[start]
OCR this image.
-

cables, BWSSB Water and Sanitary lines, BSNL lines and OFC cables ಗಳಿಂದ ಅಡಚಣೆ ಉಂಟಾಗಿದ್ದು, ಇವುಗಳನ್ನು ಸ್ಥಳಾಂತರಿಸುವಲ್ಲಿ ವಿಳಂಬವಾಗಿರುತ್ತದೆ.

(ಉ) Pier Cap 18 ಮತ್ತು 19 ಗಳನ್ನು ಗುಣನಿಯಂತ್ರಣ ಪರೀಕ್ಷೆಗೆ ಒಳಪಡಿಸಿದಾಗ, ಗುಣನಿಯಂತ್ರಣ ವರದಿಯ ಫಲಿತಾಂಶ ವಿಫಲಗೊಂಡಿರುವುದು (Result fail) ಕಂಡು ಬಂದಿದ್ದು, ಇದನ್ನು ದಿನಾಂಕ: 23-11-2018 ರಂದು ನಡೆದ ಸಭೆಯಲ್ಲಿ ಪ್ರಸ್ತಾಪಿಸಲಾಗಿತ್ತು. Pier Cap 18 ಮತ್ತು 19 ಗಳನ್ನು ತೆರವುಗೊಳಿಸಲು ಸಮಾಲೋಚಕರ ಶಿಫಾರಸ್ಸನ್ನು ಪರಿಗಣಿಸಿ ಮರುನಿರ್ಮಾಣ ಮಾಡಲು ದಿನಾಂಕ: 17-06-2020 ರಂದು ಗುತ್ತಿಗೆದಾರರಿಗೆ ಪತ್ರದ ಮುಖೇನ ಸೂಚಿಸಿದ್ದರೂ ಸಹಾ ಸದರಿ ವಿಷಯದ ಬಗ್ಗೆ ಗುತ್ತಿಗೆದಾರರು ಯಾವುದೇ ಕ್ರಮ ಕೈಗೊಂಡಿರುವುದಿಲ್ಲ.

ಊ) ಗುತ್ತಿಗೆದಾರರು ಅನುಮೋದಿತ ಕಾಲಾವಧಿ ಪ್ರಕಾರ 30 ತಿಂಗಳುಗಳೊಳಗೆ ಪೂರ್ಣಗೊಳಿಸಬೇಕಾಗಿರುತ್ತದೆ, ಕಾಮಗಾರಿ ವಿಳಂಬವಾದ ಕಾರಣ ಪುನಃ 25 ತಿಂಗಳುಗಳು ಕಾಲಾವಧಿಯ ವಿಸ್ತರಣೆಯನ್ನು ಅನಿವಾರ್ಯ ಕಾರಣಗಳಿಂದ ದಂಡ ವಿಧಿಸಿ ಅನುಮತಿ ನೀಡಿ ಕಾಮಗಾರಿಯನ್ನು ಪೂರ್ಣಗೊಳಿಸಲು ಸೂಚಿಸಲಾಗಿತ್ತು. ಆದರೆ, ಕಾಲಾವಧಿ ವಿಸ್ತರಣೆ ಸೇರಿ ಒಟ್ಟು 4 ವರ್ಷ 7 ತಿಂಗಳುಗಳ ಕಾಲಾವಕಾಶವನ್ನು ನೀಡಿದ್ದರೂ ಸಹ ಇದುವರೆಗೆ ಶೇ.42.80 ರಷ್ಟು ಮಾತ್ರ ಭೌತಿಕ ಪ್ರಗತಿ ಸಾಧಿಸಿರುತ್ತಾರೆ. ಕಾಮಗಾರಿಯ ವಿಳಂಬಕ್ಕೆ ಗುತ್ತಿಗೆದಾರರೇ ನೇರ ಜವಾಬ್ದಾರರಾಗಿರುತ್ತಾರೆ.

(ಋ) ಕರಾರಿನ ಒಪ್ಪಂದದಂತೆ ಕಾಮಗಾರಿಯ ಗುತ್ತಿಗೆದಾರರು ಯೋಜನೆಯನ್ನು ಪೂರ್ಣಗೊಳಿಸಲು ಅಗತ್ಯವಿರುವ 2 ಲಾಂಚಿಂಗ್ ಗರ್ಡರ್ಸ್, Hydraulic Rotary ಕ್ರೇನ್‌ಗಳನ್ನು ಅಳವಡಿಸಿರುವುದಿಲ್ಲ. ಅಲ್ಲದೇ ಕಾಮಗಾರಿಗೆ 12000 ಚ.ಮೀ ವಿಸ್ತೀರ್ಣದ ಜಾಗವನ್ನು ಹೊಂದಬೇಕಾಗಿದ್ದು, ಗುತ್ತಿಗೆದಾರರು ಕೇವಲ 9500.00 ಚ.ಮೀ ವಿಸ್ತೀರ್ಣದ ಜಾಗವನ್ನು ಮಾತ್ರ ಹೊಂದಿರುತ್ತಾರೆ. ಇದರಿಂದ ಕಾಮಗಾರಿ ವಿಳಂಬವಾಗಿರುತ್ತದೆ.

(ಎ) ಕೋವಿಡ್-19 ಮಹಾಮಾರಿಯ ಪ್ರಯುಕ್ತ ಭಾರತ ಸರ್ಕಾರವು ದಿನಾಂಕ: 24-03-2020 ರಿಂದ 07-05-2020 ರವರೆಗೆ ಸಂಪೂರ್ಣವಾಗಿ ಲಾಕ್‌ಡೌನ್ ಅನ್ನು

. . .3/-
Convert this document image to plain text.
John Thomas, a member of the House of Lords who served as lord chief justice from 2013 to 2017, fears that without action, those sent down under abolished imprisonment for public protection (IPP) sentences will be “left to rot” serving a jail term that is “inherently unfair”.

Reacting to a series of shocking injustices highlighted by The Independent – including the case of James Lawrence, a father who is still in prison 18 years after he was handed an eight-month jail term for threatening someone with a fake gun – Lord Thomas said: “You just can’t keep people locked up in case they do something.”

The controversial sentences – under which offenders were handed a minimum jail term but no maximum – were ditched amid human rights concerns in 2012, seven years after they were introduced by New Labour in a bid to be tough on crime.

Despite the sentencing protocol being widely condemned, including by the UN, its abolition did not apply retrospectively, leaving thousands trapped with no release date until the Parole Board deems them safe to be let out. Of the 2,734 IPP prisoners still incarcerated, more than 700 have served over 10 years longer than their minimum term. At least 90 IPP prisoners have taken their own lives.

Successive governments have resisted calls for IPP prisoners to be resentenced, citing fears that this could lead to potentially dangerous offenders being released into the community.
[end]
### [To be done]
Your task is to gather all lines from the entries above that hold the word "fears".

### [Answer for this exercise]
John Thomas, a member of the House of Lords who served as lord chief justice from 2013 to 2017, fears that without action, those sent down under abolished imprisonment for public protection (IPP) sentences will be “left to rot” serving a jail term that is “inherently unfair”.
Successive governments have resisted calls for IPP prisoners to be resentenced, citing fears that this could lead to potentially dangerous offenders being released into the community.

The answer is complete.